▶ _STORED RECORDS_

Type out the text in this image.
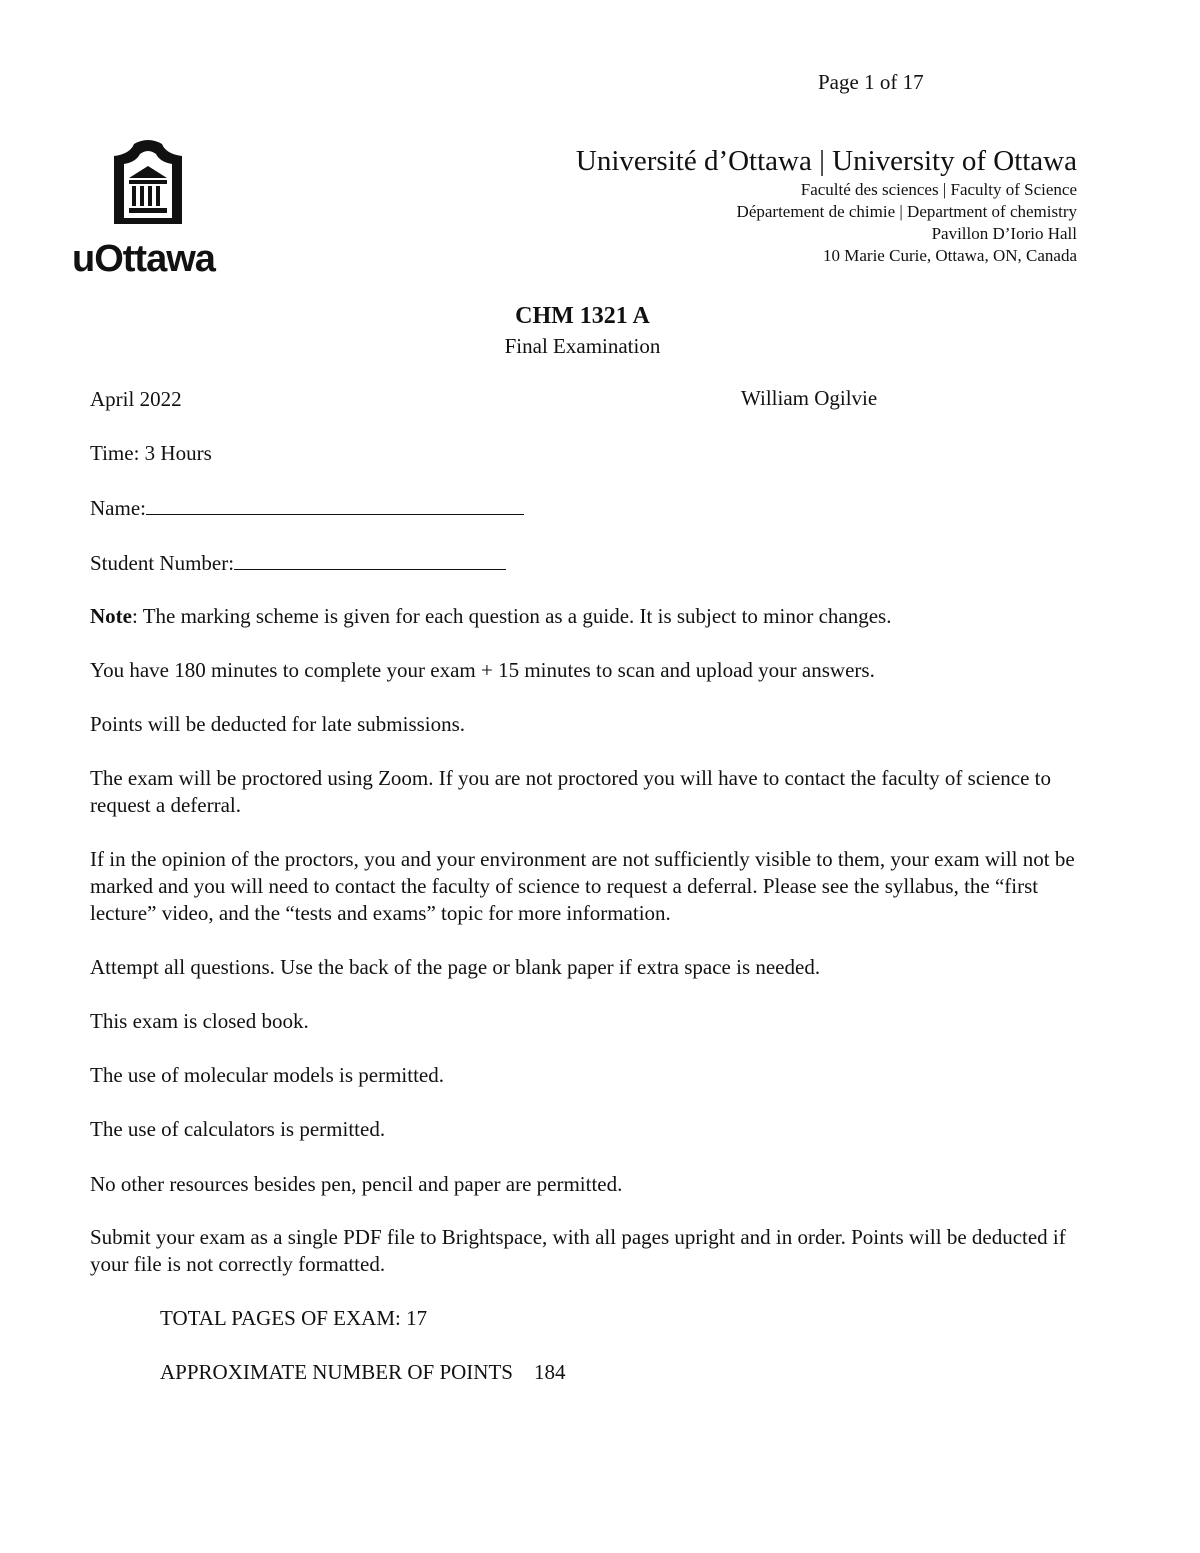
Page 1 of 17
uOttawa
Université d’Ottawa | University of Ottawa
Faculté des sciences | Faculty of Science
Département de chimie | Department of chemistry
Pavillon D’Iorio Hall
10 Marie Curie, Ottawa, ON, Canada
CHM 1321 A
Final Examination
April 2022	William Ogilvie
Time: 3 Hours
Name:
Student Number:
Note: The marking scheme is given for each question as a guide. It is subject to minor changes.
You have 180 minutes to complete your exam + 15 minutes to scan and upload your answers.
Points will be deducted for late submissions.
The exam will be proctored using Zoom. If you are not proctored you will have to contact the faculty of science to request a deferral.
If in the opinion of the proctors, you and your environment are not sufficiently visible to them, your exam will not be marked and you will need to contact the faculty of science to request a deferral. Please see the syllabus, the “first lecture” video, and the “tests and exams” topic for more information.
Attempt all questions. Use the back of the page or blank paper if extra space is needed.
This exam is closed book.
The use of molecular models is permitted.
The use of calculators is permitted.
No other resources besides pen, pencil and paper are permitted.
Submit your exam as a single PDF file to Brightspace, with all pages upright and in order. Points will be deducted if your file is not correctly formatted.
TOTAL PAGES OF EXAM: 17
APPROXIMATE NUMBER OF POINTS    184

--

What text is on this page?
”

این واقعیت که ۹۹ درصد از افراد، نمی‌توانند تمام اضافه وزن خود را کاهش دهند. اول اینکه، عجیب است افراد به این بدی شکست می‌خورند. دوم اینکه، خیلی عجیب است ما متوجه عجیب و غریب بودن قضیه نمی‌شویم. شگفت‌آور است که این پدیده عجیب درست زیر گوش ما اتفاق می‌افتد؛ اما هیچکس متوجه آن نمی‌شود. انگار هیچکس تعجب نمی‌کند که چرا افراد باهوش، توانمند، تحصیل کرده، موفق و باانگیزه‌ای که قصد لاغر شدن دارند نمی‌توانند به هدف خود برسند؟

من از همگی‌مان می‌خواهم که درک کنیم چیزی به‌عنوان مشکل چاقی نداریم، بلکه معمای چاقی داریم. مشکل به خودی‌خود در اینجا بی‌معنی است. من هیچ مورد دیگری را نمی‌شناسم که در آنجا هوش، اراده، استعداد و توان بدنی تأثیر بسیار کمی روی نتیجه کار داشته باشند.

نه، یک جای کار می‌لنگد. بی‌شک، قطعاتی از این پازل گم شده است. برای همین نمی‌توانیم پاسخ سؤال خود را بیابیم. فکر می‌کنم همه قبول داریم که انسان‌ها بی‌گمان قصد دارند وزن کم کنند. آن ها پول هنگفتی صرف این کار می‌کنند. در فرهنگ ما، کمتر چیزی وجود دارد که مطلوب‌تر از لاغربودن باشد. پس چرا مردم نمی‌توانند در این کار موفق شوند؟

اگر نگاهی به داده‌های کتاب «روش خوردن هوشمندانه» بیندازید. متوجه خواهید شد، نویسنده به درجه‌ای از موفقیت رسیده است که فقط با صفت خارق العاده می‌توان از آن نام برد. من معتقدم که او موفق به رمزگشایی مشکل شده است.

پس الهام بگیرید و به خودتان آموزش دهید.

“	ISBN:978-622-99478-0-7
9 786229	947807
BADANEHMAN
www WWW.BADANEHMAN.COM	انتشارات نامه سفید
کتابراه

▶ _EXERCISE_
Consider the entries above and return each line with the string "your".

▶ _REPLY_
You have 180 minutes to complete your exam + 15 minutes to scan and upload your answers.
If in the opinion of the proctors, you and your environment are not sufficiently visible to them, your exam will not be marked and you will need to contact the faculty of science to request a deferral. Please see the syllabus, the “first lecture” video, and the “tests and exams” topic for more information.
Submit your exam as a single PDF file to Brightspace, with all pages upright and in order. Points will be deducted if your file is not correctly formatted.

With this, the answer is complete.